Input for this task:
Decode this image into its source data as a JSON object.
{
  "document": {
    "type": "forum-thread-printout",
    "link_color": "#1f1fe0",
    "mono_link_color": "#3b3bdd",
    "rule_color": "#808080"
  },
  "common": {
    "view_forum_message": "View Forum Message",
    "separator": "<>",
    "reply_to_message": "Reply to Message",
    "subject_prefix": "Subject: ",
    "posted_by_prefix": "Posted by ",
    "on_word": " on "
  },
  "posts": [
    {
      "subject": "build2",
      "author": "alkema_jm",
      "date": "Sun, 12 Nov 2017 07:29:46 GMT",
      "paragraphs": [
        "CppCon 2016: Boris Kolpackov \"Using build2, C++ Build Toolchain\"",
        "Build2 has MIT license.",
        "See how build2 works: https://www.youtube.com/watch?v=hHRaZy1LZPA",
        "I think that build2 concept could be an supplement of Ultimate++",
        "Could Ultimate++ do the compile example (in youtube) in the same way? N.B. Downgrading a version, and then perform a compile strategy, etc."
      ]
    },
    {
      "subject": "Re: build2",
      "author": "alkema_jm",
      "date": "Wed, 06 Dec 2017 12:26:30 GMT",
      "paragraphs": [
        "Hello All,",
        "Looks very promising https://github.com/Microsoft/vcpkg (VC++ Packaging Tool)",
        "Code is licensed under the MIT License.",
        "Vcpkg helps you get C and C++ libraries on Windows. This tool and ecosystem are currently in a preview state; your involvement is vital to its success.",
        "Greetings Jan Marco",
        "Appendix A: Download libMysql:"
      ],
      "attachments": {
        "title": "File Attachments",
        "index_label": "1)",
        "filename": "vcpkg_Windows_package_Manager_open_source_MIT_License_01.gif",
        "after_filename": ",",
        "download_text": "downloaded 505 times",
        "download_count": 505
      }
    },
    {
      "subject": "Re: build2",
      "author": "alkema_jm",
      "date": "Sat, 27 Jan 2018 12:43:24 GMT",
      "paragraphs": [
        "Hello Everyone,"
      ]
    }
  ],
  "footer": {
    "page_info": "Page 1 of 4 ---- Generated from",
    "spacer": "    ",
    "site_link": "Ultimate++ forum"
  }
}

Instruction: In the records above, tally the lines where the word "Ultimate" appears, and give the number and nothing else.

Correct response: 3